(Stored records)
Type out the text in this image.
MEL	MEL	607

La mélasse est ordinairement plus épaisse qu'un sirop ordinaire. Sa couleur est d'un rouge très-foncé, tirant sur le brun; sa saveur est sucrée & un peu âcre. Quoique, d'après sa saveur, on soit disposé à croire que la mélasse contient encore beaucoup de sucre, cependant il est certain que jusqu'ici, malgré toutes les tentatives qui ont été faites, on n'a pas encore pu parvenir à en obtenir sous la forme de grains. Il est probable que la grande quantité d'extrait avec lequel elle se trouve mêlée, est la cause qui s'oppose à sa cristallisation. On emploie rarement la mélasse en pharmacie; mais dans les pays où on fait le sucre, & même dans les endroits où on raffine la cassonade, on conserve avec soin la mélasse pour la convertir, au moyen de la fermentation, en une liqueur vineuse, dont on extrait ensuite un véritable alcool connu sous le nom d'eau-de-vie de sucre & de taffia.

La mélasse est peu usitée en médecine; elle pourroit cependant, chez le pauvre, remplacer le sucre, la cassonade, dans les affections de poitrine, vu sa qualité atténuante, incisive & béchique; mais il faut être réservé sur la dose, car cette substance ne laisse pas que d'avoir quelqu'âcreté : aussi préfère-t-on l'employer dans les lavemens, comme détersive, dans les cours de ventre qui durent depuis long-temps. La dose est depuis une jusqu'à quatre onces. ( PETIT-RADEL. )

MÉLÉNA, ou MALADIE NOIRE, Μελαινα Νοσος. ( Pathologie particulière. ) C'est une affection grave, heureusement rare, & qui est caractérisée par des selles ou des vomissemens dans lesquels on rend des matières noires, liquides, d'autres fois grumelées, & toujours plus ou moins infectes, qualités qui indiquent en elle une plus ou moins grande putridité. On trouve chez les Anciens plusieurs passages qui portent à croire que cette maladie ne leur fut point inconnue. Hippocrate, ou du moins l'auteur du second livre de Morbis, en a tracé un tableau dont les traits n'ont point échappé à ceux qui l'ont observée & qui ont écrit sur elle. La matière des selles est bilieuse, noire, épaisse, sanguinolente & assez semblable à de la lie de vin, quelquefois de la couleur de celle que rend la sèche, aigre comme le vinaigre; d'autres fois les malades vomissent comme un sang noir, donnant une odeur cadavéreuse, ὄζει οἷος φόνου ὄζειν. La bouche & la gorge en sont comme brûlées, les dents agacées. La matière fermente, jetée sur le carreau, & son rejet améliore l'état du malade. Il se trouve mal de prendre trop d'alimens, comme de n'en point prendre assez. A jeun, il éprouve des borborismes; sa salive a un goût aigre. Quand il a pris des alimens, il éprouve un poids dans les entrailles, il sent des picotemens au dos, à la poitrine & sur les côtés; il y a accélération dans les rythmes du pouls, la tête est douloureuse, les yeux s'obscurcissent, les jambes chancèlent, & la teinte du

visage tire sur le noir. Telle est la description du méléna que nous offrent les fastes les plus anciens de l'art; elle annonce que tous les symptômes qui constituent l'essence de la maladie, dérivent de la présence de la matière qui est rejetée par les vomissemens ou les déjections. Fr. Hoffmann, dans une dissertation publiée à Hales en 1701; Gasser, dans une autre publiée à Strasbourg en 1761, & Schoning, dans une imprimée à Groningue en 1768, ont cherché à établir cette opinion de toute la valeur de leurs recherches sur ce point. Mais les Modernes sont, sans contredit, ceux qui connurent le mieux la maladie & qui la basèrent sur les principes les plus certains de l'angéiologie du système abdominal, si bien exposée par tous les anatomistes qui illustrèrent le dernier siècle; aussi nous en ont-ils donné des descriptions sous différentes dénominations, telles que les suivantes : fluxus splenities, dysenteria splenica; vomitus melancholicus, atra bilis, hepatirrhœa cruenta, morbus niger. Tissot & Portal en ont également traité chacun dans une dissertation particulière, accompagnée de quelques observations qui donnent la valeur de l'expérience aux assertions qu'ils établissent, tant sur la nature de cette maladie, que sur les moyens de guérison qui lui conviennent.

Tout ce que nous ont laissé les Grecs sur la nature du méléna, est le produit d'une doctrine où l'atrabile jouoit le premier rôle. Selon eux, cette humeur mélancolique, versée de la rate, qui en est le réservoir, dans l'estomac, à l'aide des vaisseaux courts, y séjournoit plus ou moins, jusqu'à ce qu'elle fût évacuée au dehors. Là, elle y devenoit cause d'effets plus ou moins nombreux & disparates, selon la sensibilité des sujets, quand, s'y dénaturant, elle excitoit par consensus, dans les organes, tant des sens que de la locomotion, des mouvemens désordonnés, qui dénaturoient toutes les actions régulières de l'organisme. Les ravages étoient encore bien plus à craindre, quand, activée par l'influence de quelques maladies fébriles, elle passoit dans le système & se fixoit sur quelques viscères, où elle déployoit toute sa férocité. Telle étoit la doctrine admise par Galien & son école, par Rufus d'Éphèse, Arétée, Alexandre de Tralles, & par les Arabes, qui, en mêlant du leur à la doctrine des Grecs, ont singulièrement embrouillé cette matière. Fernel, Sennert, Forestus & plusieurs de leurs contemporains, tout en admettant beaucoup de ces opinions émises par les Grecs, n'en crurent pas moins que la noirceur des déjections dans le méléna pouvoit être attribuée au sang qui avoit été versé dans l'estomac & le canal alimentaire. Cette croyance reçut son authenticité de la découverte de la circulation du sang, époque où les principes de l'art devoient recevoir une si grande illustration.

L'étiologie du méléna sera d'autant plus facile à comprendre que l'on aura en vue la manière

_Stated goal_
Write out every record verbatim.

_The completed task_
Type out the text in this image.
MEL	MEL	607

La mélasse est ordinairement plus épaisse qu'un sirop ordinaire. Sa couleur est d'un rouge très-foncé, tirant sur le brun; sa saveur est sucrée & un peu âcre. Quoique, d'après sa saveur, on soit disposé à croire que la mélasse contient encore beaucoup de sucre, cependant il est certain que jusqu'ici, malgré toutes les tentatives qui ont été faites, on n'a pas encore pu parvenir à en obtenir sous la forme de grains. Il est probable que la grande quantité d'extrait avec lequel elle se trouve mêlée, est la cause qui s'oppose à sa cristallisation. On emploie rarement la mélasse en pharmacie; mais dans les pays où on fait le sucre, & même dans les endroits où on raffine la cassonade, on conserve avec soin la mélasse pour la convertir, au moyen de la fermentation, en une liqueur vineuse, dont on extrait ensuite un véritable alcool connu sous le nom d'eau-de-vie de sucre & de taffia.

La mélasse est peu usitée en médecine; elle pourroit cependant, chez le pauvre, remplacer le sucre, la cassonade, dans les affections de poitrine, vu sa qualité atténuante, incisive & béchique; mais il faut être réservé sur la dose, car cette substance ne laisse pas que d'avoir quelqu'âcreté : aussi préfère-t-on l'employer dans les lavemens, comme détersive, dans les cours de ventre qui durent depuis long-temps. La dose est depuis une jusqu'à quatre onces. ( PETIT-RADEL. )

MÉLÉNA, ou MALADIE NOIRE, Μελαινα Νοσος. ( Pathologie particulière. ) C'est une affection grave, heureusement rare, & qui est caractérisée par des selles ou des vomissemens dans lesquels on rend des matières noires, liquides, d'autres fois grumelées, & toujours plus ou moins infectes, qualités qui indiquent en elle une plus ou moins grande putridité. On trouve chez les Anciens plusieurs passages qui portent à croire que cette maladie ne leur fut point inconnue. Hippocrate, ou du moins l'auteur du second livre de Morbis, en a tracé un tableau dont les traits n'ont point échappé à ceux qui l'ont observée & qui ont écrit sur elle. La matière des selles est bilieuse, noire, épaisse, sanguinolente & assez semblable à de la lie de vin, quelquefois de la couleur de celle que rend la sèche, aigre comme le vinaigre; d'autres fois les malades vomissent comme un sang noir, donnant une odeur cadavéreuse, ὄζει οἷος φόνου ὄζειν. La bouche & la gorge en sont comme brûlées, les dents agacées. La matière fermente, jetée sur le carreau, & son rejet améliore l'état du malade. Il se trouve mal de prendre trop d'alimens, comme de n'en point prendre assez. A jeun, il éprouve des borborismes; sa salive a un goût aigre. Quand il a pris des alimens, il éprouve un poids dans les entrailles, il sent des picotemens au dos, à la poitrine & sur les côtés; il y a accélération dans les rythmes du pouls, la tête est douloureuse, les yeux s'obscurcissent, les jambes chancèlent, & la teinte du

visage tire sur le noir. Telle est la description du méléna que nous offrent les fastes les plus anciens de l'art; elle annonce que tous les symptômes qui constituent l'essence de la maladie, dérivent de la présence de la matière qui est rejetée par les vomissemens ou les déjections. Fr. Hoffmann, dans une dissertation publiée à Hales en 1701; Gasser, dans une autre publiée à Strasbourg en 1761, & Schoning, dans une imprimée à Groningue en 1768, ont cherché à établir cette opinion de toute la valeur de leurs recherches sur ce point. Mais les Modernes sont, sans contredit, ceux qui connurent le mieux la maladie & qui la basèrent sur les principes les plus certains de l'angéiologie du système abdominal, si bien exposée par tous les anatomistes qui illustrèrent le dernier siècle; aussi nous en ont-ils donné des descriptions sous différentes dénominations, telles que les suivantes : fluxus splenities, dysenteria splenica; vomitus melancholicus, atra bilis, hepatirrhœa cruenta, morbus niger. Tissot & Portal en ont également traité chacun dans une dissertation particulière, accompagnée de quelques observations qui donnent la valeur de l'expérience aux assertions qu'ils établissent, tant sur la nature de cette maladie, que sur les moyens de guérison qui lui conviennent.

Tout ce que nous ont laissé les Grecs sur la nature du méléna, est le produit d'une doctrine où l'atrabile jouoit le premier rôle. Selon eux, cette humeur mélancolique, versée de la rate, qui en est le réservoir, dans l'estomac, à l'aide des vaisseaux courts, y séjournoit plus ou moins, jusqu'à ce qu'elle fût évacuée au dehors. Là, elle y devenoit cause d'effets plus ou moins nombreux & disparates, selon la sensibilité des sujets, quand, s'y dénaturant, elle excitoit par consensus, dans les organes, tant des sens que de la locomotion, des mouvemens désordonnés, qui dénaturoient toutes les actions régulières de l'organisme. Les ravages étoient encore bien plus à craindre, quand, activée par l'influence de quelques maladies fébriles, elle passoit dans le système & se fixoit sur quelques viscères, où elle déployoit toute sa férocité. Telle étoit la doctrine admise par Galien & son école, par Rufus d'Éphèse, Arétée, Alexandre de Tralles, & par les Arabes, qui, en mêlant du leur à la doctrine des Grecs, ont singulièrement embrouillé cette matière. Fernel, Sennert, Forestus & plusieurs de leurs contemporains, tout en admettant beaucoup de ces opinions émises par les Grecs, n'en crurent pas moins que la noirceur des déjections dans le méléna pouvoit être attribuée au sang qui avoit été versé dans l'estomac & le canal alimentaire. Cette croyance reçut son authenticité de la découverte de la circulation du sang, époque où les principes de l'art devoient recevoir une si grande illustration.

L'étiologie du méléna sera d'autant plus facile à comprendre que l'on aura en vue la manière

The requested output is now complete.